[PROBLEM DESCRIPTION]: Can you transcribe every record below exactly as it appears?
--- Start MATERIALS PROVIDED ---
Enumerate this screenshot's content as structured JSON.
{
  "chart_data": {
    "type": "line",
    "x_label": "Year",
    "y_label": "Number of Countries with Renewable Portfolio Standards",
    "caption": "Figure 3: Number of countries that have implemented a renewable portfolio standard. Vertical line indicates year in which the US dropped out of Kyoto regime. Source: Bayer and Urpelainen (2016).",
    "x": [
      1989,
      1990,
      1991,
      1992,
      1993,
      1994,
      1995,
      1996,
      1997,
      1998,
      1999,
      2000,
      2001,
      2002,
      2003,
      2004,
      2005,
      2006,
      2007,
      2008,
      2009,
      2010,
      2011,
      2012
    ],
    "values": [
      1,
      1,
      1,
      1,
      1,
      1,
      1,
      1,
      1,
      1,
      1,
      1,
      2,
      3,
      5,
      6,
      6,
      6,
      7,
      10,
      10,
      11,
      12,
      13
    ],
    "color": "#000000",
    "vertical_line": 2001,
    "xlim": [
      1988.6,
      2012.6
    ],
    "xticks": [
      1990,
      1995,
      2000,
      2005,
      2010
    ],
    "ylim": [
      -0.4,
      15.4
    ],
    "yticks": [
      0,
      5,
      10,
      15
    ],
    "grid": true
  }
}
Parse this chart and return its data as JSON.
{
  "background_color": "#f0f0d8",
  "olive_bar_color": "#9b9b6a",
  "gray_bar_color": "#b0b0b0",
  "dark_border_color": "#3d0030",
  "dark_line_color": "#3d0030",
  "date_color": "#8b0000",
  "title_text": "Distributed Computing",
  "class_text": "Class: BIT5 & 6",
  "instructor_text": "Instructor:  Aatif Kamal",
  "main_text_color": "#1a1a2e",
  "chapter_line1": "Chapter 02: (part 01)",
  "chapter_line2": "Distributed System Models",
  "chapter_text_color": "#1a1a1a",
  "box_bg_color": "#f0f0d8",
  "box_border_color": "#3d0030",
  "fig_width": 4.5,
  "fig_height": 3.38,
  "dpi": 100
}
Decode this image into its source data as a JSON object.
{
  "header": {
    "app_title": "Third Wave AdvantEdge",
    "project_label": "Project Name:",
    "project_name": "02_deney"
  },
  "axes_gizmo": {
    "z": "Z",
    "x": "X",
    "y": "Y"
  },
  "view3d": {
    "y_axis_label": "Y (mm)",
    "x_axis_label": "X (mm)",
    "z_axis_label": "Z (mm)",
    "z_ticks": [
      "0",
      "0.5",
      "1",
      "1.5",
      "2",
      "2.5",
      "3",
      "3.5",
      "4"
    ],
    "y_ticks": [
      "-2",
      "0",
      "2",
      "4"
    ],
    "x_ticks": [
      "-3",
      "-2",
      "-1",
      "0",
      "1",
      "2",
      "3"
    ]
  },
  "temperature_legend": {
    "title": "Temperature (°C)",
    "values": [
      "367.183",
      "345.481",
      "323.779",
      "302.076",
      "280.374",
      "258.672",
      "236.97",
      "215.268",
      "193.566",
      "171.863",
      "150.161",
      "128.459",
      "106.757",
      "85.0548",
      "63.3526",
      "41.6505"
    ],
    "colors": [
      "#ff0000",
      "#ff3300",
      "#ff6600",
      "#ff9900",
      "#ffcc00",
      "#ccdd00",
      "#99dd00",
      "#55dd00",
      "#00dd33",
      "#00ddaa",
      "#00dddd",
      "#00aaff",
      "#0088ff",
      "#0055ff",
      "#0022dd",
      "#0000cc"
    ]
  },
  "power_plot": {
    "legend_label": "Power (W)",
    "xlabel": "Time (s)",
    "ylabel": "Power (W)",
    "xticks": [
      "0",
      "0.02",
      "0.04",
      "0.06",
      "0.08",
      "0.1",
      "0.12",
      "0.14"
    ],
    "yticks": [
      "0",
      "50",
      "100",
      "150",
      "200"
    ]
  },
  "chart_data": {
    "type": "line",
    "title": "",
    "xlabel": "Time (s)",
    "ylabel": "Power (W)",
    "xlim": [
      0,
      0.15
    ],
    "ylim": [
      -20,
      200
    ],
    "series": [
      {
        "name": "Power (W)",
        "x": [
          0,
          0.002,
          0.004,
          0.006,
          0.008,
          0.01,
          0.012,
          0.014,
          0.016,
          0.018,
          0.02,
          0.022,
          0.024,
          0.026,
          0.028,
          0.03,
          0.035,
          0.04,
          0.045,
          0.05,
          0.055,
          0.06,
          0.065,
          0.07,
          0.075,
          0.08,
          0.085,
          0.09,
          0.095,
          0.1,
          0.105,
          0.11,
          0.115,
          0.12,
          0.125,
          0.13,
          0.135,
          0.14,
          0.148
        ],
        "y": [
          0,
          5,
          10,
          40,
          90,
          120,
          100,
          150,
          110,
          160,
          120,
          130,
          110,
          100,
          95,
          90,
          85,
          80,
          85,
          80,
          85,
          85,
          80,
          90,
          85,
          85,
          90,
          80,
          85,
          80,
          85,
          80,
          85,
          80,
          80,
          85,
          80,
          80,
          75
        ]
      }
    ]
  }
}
--- End MATERIALS PROVIDED ---
[EXPECTED OUTPUT]:
Enumerate this screenshot's content as structured JSON.
{
  "chart_data": {
    "type": "line",
    "x_label": "Year",
    "y_label": "Number of Countries with Renewable Portfolio Standards",
    "caption": "Figure 3: Number of countries that have implemented a renewable portfolio standard. Vertical line indicates year in which the US dropped out of Kyoto regime. Source: Bayer and Urpelainen (2016).",
    "x": [
      1989,
      1990,
      1991,
      1992,
      1993,
      1994,
      1995,
      1996,
      1997,
      1998,
      1999,
      2000,
      2001,
      2002,
      2003,
      2004,
      2005,
      2006,
      2007,
      2008,
      2009,
      2010,
      2011,
      2012
    ],
    "values": [
      1,
      1,
      1,
      1,
      1,
      1,
      1,
      1,
      1,
      1,
      1,
      1,
      2,
      3,
      5,
      6,
      6,
      6,
      7,
      10,
      10,
      11,
      12,
      13
    ],
    "color": "#000000",
    "vertical_line": 2001,
    "xlim": [
      1988.6,
      2012.6
    ],
    "xticks": [
      1990,
      1995,
      2000,
      2005,
      2010
    ],
    "ylim": [
      -0.4,
      15.4
    ],
    "yticks": [
      0,
      5,
      10,
      15
    ],
    "grid": true
  }
}
Parse this chart and return its data as JSON.
{
  "background_color": "#f0f0d8",
  "olive_bar_color": "#9b9b6a",
  "gray_bar_color": "#b0b0b0",
  "dark_border_color": "#3d0030",
  "dark_line_color": "#3d0030",
  "date_color": "#8b0000",
  "title_text": "Distributed Computing",
  "class_text": "Class: BIT5 & 6",
  "instructor_text": "Instructor:  Aatif Kamal",
  "main_text_color": "#1a1a2e",
  "chapter_line1": "Chapter 02: (part 01)",
  "chapter_line2": "Distributed System Models",
  "chapter_text_color": "#1a1a1a",
  "box_bg_color": "#f0f0d8",
  "box_border_color": "#3d0030",
  "fig_width": 4.5,
  "fig_height": 3.38,
  "dpi": 100
}
Decode this image into its source data as a JSON object.
{
  "header": {
    "app_title": "Third Wave AdvantEdge",
    "project_label": "Project Name:",
    "project_name": "02_deney"
  },
  "axes_gizmo": {
    "z": "Z",
    "x": "X",
    "y": "Y"
  },
  "view3d": {
    "y_axis_label": "Y (mm)",
    "x_axis_label": "X (mm)",
    "z_axis_label": "Z (mm)",
    "z_ticks": [
      "0",
      "0.5",
      "1",
      "1.5",
      "2",
      "2.5",
      "3",
      "3.5",
      "4"
    ],
    "y_ticks": [
      "-2",
      "0",
      "2",
      "4"
    ],
    "x_ticks": [
      "-3",
      "-2",
      "-1",
      "0",
      "1",
      "2",
      "3"
    ]
  },
  "temperature_legend": {
    "title": "Temperature (°C)",
    "values": [
      "367.183",
      "345.481",
      "323.779",
      "302.076",
      "280.374",
      "258.672",
      "236.97",
      "215.268",
      "193.566",
      "171.863",
      "150.161",
      "128.459",
      "106.757",
      "85.0548",
      "63.3526",
      "41.6505"
    ],
    "colors": [
      "#ff0000",
      "#ff3300",
      "#ff6600",
      "#ff9900",
      "#ffcc00",
      "#ccdd00",
      "#99dd00",
      "#55dd00",
      "#00dd33",
      "#00ddaa",
      "#00dddd",
      "#00aaff",
      "#0088ff",
      "#0055ff",
      "#0022dd",
      "#0000cc"
    ]
  },
  "power_plot": {
    "legend_label": "Power (W)",
    "xlabel": "Time (s)",
    "ylabel": "Power (W)",
    "xticks": [
      "0",
      "0.02",
      "0.04",
      "0.06",
      "0.08",
      "0.1",
      "0.12",
      "0.14"
    ],
    "yticks": [
      "0",
      "50",
      "100",
      "150",
      "200"
    ]
  },
  "chart_data": {
    "type": "line",
    "title": "",
    "xlabel": "Time (s)",
    "ylabel": "Power (W)",
    "xlim": [
      0,
      0.15
    ],
    "ylim": [
      -20,
      200
    ],
    "series": [
      {
        "name": "Power (W)",
        "x": [
          0,
          0.002,
          0.004,
          0.006,
          0.008,
          0.01,
          0.012,
          0.014,
          0.016,
          0.018,
          0.02,
          0.022,
          0.024,
          0.026,
          0.028,
          0.03,
          0.035,
          0.04,
          0.045,
          0.05,
          0.055,
          0.06,
          0.065,
          0.07,
          0.075,
          0.08,
          0.085,
          0.09,
          0.095,
          0.1,
          0.105,
          0.11,
          0.115,
          0.12,
          0.125,
          0.13,
          0.135,
          0.14,
          0.148
        ],
        "y": [
          0,
          5,
          10,
          40,
          90,
          120,
          100,
          150,
          110,
          160,
          120,
          130,
          110,
          100,
          95,
          90,
          85,
          80,
          85,
          80,
          85,
          85,
          80,
          90,
          85,
          85,
          90,
          80,
          85,
          80,
          85,
          80,
          85,
          80,
          80,
          85,
          80,
          80,
          75
        ]
      }
    ]
  }
}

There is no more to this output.